Given data:
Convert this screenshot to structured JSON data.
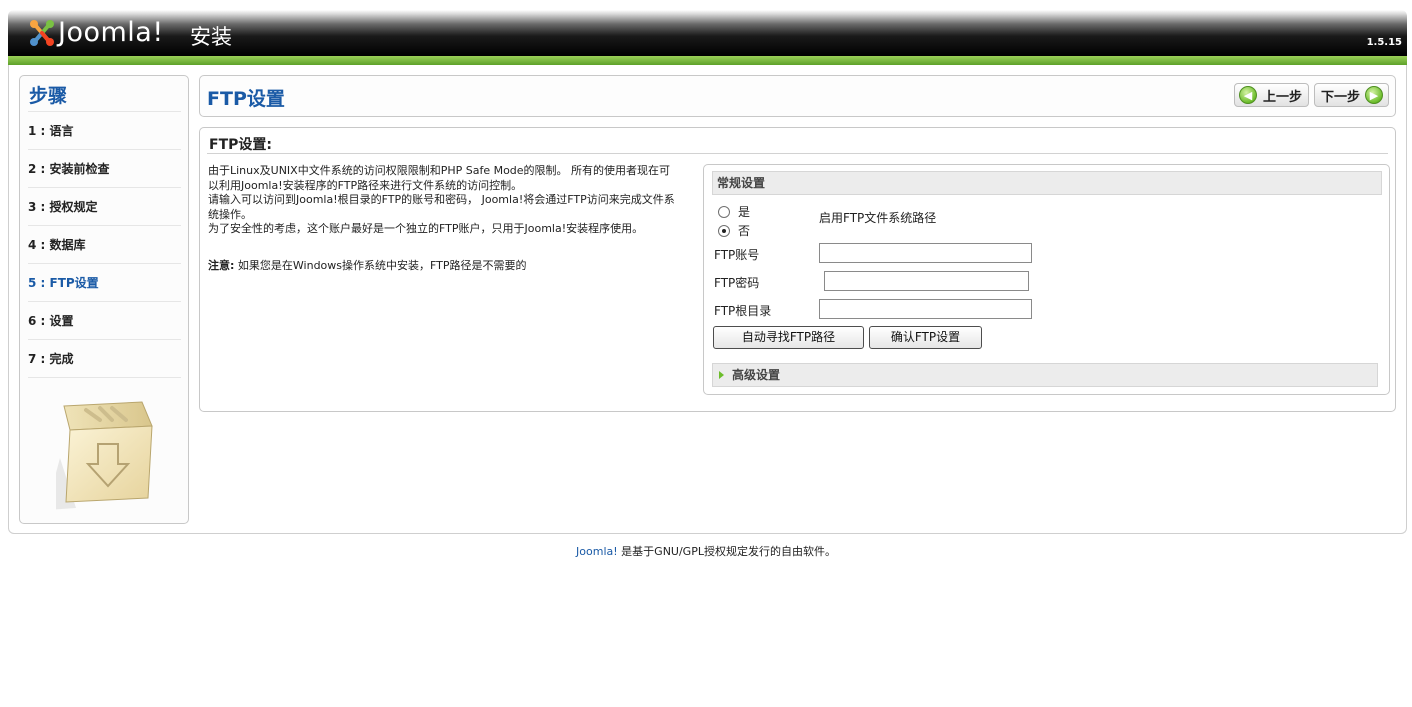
{
  "header": {
    "logo_text": "Joomla!",
    "title": "安装",
    "version": "1.5.15"
  },
  "sidebar": {
    "title": "步骤",
    "steps": [
      {
        "label": "1 : 语言"
      },
      {
        "label": "2 : 安装前检查"
      },
      {
        "label": "3 : 授权规定"
      },
      {
        "label": "4 : 数据库"
      },
      {
        "label": "5 : FTP设置",
        "active": true
      },
      {
        "label": "6 : 设置"
      },
      {
        "label": "7 : 完成"
      }
    ]
  },
  "titlebar": {
    "title": "FTP设置",
    "prev_label": "上一步",
    "next_label": "下一步"
  },
  "main": {
    "section_title": "FTP设置:",
    "description": [
      "由于Linux及UNIX中文件系统的访问权限限制和PHP Safe Mode的限制。 所有的使用者现在可以利用Joomla!安装程序的FTP路径来进行文件系统的访问控制。",
      "请输入可以访问到Joomla!根目录的FTP的账号和密码， Joomla!将会通过FTP访问来完成文件系统操作。",
      "为了安全性的考虑，这个账户最好是一个独立的FTP账户，只用于Joomla!安装程序使用。"
    ],
    "note_label": "注意:",
    "note_text": "如果您是在Windows操作系统中安装，FTP路径是不需要的"
  },
  "settings": {
    "legend": "常规设置",
    "radio_yes": "是",
    "radio_no": "否",
    "selected": "否",
    "enable_label": "启用FTP文件系统路径",
    "ftp_user_label": "FTP账号",
    "ftp_user_value": "",
    "ftp_pass_label": "FTP密码",
    "ftp_pass_value": "",
    "ftp_root_label": "FTP根目录",
    "ftp_root_value": "",
    "autofind_button": "自动寻找FTP路径",
    "verify_button": "确认FTP设置",
    "advanced_label": "高级设置"
  },
  "footer": {
    "link": "Joomla!",
    "text": " 是基于GNU/GPL授权规定发行的自由软件。"
  }
}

Given request:
Retype all the records shown above, character for character. Omit every picture.

Output for this task:
Convert this screenshot to structured JSON data.
{
  "header": {
    "logo_text": "Joomla!",
    "title": "安装",
    "version": "1.5.15"
  },
  "sidebar": {
    "title": "步骤",
    "steps": [
      {
        "label": "1 : 语言"
      },
      {
        "label": "2 : 安装前检查"
      },
      {
        "label": "3 : 授权规定"
      },
      {
        "label": "4 : 数据库"
      },
      {
        "label": "5 : FTP设置",
        "active": true
      },
      {
        "label": "6 : 设置"
      },
      {
        "label": "7 : 完成"
      }
    ]
  },
  "titlebar": {
    "title": "FTP设置",
    "prev_label": "上一步",
    "next_label": "下一步"
  },
  "main": {
    "section_title": "FTP设置:",
    "description": [
      "由于Linux及UNIX中文件系统的访问权限限制和PHP Safe Mode的限制。 所有的使用者现在可以利用Joomla!安装程序的FTP路径来进行文件系统的访问控制。",
      "请输入可以访问到Joomla!根目录的FTP的账号和密码， Joomla!将会通过FTP访问来完成文件系统操作。",
      "为了安全性的考虑，这个账户最好是一个独立的FTP账户，只用于Joomla!安装程序使用。"
    ],
    "note_label": "注意:",
    "note_text": "如果您是在Windows操作系统中安装，FTP路径是不需要的"
  },
  "settings": {
    "legend": "常规设置",
    "radio_yes": "是",
    "radio_no": "否",
    "selected": "否",
    "enable_label": "启用FTP文件系统路径",
    "ftp_user_label": "FTP账号",
    "ftp_user_value": "",
    "ftp_pass_label": "FTP密码",
    "ftp_pass_value": "",
    "ftp_root_label": "FTP根目录",
    "ftp_root_value": "",
    "autofind_button": "自动寻找FTP路径",
    "verify_button": "确认FTP设置",
    "advanced_label": "高级设置"
  },
  "footer": {
    "link": "Joomla!",
    "text": " 是基于GNU/GPL授权规定发行的自由软件。"
  }
}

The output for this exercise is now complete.